GOAL
Examine the material below. Gather every line in which the string "sportowe" appears.

DATA EXTRACT
------
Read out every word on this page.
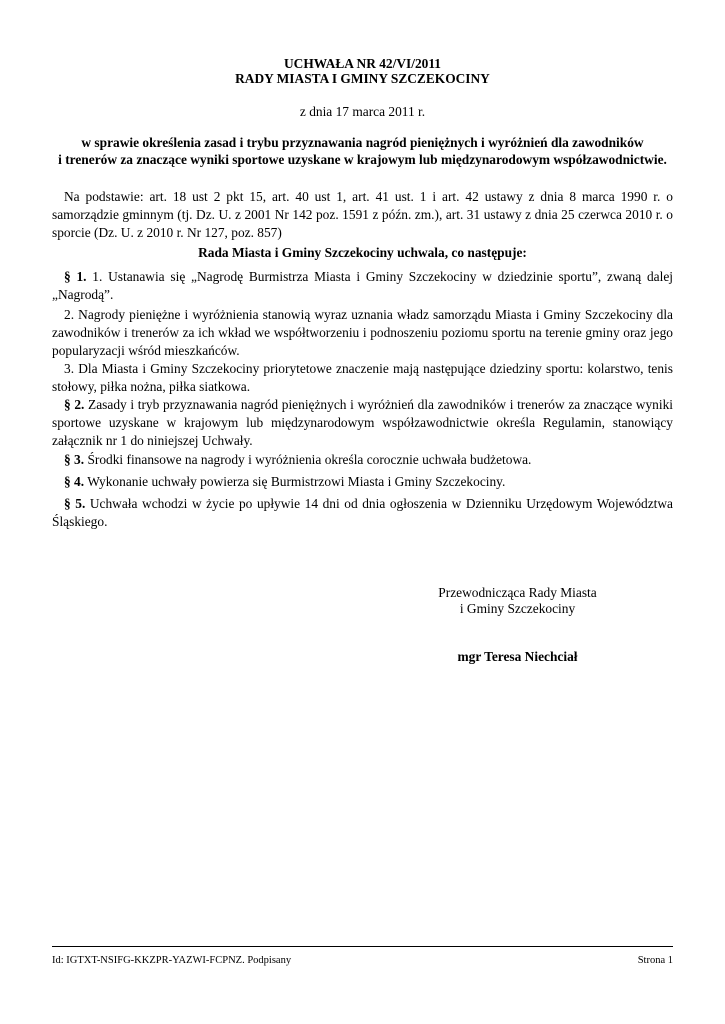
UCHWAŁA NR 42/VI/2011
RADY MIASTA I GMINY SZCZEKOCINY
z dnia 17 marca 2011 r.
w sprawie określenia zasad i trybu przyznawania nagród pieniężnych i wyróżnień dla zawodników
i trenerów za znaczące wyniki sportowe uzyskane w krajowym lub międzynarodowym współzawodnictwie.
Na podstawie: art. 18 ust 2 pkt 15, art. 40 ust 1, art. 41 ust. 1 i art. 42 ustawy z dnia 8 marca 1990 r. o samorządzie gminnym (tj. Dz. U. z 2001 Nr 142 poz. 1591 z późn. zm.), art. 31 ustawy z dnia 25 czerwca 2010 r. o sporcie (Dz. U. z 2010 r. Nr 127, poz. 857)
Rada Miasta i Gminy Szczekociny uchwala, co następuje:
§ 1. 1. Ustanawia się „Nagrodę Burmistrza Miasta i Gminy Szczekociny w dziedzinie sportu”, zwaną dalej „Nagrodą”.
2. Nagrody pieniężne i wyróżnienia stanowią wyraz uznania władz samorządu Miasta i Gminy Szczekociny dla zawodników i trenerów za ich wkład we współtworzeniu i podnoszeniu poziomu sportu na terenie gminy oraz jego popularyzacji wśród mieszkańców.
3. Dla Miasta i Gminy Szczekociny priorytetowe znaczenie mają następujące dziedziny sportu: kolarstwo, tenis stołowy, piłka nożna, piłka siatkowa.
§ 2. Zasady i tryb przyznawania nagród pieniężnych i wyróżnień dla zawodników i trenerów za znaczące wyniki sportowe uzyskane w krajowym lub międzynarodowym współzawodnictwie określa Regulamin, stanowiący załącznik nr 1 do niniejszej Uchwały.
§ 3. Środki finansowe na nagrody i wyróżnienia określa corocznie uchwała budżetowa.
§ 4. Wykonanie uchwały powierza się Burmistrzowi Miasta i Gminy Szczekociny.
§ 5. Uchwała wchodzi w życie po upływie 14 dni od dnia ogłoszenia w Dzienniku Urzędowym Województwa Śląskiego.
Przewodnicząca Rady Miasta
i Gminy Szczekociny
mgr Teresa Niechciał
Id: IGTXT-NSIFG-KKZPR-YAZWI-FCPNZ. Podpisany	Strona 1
------
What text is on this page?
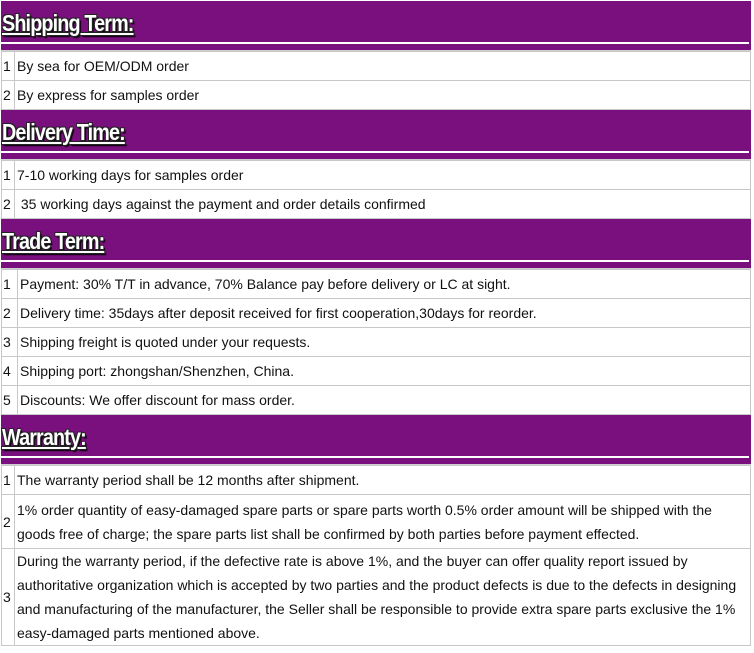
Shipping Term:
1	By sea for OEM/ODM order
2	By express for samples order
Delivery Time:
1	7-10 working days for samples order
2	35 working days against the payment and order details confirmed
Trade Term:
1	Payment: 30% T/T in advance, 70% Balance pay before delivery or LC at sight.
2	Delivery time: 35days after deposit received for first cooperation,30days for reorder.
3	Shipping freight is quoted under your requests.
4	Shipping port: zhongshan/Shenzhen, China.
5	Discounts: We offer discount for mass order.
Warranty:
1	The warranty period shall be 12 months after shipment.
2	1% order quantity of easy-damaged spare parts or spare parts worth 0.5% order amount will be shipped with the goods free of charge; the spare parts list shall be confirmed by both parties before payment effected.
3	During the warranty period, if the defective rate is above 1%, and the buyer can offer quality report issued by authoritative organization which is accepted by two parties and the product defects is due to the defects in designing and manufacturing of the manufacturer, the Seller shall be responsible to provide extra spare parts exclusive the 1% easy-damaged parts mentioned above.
------
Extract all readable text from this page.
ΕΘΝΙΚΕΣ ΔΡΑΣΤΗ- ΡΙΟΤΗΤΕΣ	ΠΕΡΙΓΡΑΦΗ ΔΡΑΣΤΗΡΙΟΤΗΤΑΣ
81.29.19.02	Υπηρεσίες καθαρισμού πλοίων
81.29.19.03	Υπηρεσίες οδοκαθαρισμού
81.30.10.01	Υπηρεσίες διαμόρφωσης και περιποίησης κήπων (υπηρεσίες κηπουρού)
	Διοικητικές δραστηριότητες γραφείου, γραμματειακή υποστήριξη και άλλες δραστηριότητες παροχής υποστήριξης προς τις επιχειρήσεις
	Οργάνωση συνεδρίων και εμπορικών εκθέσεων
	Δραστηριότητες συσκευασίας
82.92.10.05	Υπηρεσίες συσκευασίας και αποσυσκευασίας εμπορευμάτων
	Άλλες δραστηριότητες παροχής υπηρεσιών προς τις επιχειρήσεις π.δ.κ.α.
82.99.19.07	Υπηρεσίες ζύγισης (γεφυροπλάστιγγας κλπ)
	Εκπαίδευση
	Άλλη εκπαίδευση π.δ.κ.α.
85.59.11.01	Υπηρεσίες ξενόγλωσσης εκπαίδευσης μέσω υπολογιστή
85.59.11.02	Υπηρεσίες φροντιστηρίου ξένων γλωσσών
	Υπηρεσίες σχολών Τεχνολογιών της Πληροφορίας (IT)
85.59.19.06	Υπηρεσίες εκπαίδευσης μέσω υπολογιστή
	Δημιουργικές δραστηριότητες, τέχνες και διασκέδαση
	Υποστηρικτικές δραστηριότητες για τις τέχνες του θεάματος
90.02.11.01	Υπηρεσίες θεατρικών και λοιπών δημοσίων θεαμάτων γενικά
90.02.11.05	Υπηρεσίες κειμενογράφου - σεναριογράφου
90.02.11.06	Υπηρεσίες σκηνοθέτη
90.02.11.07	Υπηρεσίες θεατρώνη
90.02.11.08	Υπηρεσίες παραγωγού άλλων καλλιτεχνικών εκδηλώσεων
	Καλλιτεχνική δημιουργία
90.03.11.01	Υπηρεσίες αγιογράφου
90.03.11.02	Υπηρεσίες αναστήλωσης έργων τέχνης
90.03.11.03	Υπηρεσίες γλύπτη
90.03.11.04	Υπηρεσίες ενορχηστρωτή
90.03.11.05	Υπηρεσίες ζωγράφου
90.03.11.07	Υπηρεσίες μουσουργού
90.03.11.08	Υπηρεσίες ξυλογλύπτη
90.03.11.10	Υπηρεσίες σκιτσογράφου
------
WRITTEN ANSWER
i trenerów za znaczące wyniki sportowe uzyskane w krajowym lub międzynarodowym współzawodnictwie.
§ 2. Zasady i tryb przyznawania nagród pieniężnych i wyróżnień dla zawodników i trenerów za znaczące wyniki sportowe uzyskane w krajowym lub międzynarodowym współzawodnictwie określa Regulamin, stanowiący załącznik nr 1 do niniejszej Uchwały.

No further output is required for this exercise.